Now I want to add a new item to the list with the update()method of DBCollection. But whatever I try it won't work although it's telling me

{ "updatedExisting" : true , "n" : 1 , "connectionId" : 63 , "err" :  null  , "ok" : 1.0}

My code does the following:

    BasicDBObject updateQuery = new BasicDBObject();
    updateQuery.put( "name", "default" );

    BasicDBObject updateCommand = new BasicDBObject();
    updateCommand.put( "$push", new BasicDBObject( "items", newShoppingItem ) );
    WriteResult result = shoppingLists.update( updateQuery, updateCommand, true, true );

newShoppingItem is a BasicDBObject which contains the data for the new item. I also tried to create the update() parameters with BasicDBObjectBuilder and JSON.parse() but it makes no difference.

I also had a look at other posts, tried googleing, but to no avail. What am I doing wrong?

Thanks for any help!

◆ Dataset extract
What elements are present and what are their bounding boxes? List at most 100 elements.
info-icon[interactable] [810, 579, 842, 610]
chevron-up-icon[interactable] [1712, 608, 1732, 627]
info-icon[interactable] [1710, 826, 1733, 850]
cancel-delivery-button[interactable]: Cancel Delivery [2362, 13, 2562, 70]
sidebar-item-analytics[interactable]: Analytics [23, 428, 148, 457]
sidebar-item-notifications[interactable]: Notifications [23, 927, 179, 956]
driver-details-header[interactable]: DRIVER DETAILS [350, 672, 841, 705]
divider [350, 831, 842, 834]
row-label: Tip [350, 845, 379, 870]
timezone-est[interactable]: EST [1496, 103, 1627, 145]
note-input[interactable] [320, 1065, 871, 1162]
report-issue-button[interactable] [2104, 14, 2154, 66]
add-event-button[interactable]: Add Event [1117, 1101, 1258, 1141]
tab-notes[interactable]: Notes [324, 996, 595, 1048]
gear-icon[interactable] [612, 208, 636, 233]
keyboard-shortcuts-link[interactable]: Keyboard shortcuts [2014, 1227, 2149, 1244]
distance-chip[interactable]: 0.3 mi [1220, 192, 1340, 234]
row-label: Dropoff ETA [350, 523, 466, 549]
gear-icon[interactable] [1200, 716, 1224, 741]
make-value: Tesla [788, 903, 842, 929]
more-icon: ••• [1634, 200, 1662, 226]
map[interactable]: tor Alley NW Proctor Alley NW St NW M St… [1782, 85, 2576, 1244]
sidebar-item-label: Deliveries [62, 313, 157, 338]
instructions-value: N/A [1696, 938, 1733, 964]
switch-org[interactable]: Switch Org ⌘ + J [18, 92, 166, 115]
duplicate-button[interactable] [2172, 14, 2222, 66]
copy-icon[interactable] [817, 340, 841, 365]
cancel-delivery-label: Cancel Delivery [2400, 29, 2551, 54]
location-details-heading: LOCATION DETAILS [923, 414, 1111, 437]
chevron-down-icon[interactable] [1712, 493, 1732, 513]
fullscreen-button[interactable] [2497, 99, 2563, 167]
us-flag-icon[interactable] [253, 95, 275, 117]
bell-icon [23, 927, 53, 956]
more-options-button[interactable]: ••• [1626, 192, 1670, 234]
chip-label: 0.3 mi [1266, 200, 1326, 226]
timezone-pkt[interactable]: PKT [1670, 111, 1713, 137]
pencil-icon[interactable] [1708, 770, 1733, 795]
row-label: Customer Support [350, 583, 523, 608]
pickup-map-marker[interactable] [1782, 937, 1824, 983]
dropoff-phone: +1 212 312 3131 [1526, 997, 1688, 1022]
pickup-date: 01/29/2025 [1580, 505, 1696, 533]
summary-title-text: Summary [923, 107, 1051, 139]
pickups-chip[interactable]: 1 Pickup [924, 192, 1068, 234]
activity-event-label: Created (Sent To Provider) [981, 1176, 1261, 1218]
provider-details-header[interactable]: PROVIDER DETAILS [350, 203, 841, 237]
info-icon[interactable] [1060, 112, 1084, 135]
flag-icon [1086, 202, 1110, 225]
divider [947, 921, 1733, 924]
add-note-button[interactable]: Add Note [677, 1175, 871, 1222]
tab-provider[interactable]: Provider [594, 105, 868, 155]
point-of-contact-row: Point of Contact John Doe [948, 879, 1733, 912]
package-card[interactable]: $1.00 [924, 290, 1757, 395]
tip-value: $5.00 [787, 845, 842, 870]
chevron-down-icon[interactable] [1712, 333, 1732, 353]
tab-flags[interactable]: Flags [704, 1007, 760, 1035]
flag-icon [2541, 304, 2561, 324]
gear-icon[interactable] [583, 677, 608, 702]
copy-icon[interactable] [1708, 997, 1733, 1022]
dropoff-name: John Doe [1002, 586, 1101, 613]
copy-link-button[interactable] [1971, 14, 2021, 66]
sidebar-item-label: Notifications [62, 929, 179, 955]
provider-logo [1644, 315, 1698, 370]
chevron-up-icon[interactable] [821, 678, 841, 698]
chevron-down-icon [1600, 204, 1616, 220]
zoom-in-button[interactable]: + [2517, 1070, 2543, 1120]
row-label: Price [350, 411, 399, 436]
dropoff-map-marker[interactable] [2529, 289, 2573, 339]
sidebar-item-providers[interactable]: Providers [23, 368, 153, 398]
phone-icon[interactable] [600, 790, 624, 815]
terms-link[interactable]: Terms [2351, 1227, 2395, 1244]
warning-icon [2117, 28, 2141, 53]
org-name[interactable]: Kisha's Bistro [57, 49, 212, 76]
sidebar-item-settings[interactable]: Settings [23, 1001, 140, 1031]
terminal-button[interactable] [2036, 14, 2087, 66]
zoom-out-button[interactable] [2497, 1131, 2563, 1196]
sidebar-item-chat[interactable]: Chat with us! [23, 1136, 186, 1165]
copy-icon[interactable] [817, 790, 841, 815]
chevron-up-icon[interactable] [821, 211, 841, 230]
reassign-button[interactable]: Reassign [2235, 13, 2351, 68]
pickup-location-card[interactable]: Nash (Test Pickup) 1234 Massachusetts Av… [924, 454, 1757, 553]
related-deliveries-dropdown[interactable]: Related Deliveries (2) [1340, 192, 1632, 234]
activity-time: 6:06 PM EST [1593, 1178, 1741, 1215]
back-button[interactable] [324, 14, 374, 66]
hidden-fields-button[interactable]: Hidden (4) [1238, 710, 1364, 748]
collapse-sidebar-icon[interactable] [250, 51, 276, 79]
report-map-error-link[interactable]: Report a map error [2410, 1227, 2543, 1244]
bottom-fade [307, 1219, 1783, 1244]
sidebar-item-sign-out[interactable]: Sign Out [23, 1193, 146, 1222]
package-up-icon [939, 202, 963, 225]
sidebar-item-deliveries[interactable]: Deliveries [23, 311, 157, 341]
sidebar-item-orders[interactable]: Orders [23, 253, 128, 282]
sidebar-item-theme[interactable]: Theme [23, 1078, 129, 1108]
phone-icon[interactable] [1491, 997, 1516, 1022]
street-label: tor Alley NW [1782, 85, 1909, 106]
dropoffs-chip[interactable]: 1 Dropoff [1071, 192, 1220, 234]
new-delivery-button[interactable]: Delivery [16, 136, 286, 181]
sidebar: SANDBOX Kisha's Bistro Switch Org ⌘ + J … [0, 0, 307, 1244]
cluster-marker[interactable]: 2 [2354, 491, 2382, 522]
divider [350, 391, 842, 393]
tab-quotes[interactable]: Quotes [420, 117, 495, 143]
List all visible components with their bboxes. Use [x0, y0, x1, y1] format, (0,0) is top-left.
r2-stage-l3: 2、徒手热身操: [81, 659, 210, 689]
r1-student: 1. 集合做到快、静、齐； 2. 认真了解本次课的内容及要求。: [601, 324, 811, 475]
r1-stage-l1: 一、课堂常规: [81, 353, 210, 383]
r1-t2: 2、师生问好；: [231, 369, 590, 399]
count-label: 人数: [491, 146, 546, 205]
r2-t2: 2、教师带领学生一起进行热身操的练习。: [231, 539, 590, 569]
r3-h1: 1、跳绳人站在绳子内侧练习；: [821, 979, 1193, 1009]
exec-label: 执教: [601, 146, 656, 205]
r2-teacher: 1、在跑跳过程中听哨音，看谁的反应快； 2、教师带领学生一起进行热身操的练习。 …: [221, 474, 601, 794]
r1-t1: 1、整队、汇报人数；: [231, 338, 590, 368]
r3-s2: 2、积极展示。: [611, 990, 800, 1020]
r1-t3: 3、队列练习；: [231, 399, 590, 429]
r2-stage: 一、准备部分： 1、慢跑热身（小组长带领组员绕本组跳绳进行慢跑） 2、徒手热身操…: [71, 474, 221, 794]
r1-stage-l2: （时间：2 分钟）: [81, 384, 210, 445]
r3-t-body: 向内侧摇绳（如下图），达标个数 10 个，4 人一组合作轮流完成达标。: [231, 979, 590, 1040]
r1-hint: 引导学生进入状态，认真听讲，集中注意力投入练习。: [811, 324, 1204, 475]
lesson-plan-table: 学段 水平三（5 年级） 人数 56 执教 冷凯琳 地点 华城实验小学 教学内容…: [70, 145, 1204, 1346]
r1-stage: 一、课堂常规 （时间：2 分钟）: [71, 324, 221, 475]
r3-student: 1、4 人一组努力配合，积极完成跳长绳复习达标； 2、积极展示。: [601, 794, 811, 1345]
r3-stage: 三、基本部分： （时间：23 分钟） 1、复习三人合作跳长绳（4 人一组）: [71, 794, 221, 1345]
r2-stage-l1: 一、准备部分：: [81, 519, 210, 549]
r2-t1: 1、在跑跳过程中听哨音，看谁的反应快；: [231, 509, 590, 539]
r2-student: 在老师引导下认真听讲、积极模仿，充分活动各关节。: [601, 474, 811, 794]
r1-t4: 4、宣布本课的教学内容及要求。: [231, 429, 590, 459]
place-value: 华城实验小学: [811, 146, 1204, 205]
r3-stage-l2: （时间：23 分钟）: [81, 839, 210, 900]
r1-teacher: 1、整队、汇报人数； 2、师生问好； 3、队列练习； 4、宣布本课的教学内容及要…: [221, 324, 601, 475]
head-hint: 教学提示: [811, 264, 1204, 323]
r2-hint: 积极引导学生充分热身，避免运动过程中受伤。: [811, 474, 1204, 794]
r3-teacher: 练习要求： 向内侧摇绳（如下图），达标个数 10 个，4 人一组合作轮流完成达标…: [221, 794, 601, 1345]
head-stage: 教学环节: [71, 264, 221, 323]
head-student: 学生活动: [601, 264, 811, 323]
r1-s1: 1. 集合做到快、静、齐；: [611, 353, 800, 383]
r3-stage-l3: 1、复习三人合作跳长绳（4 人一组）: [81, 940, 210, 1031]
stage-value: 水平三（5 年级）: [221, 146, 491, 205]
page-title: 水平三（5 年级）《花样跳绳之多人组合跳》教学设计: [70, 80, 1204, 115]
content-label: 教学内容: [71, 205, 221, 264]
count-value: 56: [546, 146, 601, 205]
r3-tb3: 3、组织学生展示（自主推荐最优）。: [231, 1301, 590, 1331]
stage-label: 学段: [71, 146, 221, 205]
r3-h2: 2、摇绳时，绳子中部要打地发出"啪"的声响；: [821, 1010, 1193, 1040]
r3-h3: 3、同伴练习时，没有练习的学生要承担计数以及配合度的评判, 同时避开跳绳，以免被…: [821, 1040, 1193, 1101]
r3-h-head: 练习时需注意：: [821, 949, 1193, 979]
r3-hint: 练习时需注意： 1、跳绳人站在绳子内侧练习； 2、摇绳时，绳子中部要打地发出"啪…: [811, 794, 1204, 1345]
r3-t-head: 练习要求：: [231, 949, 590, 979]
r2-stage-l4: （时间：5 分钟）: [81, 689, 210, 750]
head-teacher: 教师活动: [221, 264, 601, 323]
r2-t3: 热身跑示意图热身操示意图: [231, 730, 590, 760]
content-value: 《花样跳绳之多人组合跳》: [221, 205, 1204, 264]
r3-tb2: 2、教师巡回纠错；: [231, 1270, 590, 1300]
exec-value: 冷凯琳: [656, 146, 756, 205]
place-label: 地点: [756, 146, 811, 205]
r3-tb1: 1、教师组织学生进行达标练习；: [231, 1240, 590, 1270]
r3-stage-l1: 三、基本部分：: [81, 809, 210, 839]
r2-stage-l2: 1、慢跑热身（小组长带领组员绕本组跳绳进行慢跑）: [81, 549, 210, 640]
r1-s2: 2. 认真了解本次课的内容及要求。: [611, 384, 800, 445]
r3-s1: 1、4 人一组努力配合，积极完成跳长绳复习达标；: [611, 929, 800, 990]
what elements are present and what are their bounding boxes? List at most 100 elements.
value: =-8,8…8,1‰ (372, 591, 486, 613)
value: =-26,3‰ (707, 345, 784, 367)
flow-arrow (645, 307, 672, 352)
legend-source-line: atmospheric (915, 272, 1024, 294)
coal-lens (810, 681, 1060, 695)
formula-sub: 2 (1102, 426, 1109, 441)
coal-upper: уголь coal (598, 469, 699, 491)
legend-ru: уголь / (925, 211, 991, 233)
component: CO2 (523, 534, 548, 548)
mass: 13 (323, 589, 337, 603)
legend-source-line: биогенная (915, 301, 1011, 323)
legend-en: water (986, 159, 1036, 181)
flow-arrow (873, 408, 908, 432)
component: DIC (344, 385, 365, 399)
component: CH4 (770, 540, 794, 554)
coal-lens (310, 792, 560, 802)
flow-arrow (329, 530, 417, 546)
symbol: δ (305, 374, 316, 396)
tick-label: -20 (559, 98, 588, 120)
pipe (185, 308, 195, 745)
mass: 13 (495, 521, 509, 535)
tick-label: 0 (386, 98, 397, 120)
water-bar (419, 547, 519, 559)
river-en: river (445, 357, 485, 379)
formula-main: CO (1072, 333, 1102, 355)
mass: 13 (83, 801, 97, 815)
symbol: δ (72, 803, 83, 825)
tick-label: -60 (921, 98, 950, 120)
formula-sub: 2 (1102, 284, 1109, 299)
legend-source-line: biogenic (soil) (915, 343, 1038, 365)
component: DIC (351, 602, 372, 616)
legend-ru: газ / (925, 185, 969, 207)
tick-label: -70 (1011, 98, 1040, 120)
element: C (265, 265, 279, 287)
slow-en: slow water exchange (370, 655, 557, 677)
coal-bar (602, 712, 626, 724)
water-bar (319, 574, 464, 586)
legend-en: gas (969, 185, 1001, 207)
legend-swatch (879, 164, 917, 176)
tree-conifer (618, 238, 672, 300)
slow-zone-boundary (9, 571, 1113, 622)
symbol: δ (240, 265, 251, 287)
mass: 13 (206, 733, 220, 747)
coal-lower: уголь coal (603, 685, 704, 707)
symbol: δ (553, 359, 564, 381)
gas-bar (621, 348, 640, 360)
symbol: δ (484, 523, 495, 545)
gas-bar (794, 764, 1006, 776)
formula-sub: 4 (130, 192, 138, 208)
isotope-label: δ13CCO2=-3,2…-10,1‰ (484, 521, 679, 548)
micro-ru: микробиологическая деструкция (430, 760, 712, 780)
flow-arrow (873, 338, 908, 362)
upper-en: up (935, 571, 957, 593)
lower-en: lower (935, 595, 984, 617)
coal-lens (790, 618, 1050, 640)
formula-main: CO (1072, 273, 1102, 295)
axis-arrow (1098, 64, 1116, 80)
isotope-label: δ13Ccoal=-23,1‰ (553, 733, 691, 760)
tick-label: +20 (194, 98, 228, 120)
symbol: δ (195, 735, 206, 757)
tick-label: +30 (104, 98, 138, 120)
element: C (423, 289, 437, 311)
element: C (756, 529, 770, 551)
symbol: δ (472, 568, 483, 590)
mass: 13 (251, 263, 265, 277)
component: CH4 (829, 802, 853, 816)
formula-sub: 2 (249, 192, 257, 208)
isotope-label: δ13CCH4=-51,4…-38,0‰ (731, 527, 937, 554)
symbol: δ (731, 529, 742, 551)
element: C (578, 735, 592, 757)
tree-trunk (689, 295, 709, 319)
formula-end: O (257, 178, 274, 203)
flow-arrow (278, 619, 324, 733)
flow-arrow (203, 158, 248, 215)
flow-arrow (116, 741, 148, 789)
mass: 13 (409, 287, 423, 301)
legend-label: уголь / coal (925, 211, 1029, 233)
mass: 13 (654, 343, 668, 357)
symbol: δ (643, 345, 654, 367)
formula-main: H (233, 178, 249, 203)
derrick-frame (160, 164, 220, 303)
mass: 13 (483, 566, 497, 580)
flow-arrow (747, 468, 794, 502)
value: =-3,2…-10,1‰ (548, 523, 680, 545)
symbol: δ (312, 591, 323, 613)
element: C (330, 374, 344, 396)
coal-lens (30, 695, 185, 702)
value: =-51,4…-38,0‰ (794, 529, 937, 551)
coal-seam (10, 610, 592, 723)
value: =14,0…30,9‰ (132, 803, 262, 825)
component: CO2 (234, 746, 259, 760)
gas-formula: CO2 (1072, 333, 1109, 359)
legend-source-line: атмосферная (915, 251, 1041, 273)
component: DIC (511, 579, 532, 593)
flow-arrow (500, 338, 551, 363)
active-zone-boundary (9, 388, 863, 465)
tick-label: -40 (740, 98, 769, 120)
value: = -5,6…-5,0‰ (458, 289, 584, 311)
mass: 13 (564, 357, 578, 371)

◆ Exercise set
1. Using the text about adding a list item with update(), decide whether each statement agrees with it: (a) the update query matches documents whose "name" is "default"; (b) building the parameters with JSON.parse() fixed the problem; (c) the returned result reports "updatedExisting" as false. Answer yes or no for each and quote the words from the text that decide it.
2. Write what comes next in the text about adding a list item with update(), starting after its final line.

◆ Exercise answers
1.
(a) Yes: "updateQuery.put( "name", "default" );"
(b) No: "I also tried to create the update() parameters with BasicDBObjectBuilder and JSON.parse() but it makes no difference."
(c) No: "updatedExisting" : true

2.
Oliver

2
  • I ran that exact code with the MongoDB 2.5.3 driver and it worked fine. Make sure you're looking in the right DB. Commented Jul 23, 2011 at 23:47
  • This was useful to me as a way of better understanding the somewhat obscure syntax in the Java driver for Mongo. Thanks! Commented May 29, 2012 at 21:44

1 Answer 1

10

yes, the above code works perfectly fine. I know now where my error was. I wanted to do it bullet-proof, so I thought it would be best to use save() on the DBCollection at the end and explicitly save the shopping list DBObject:

shoppingLists.save( shoppingList );

I now read in some other forum that the objects you retrieve from the database are then not synched with the database afterwards (sounds kind of logical to me now :) ). So I overwrote the changes myself every time. After removing the line above it worked :)

So one important rule: When you update your DBCollection – this is sent directly to the database! – don't save a DBObject that you queried before the update! It will overwrite your update!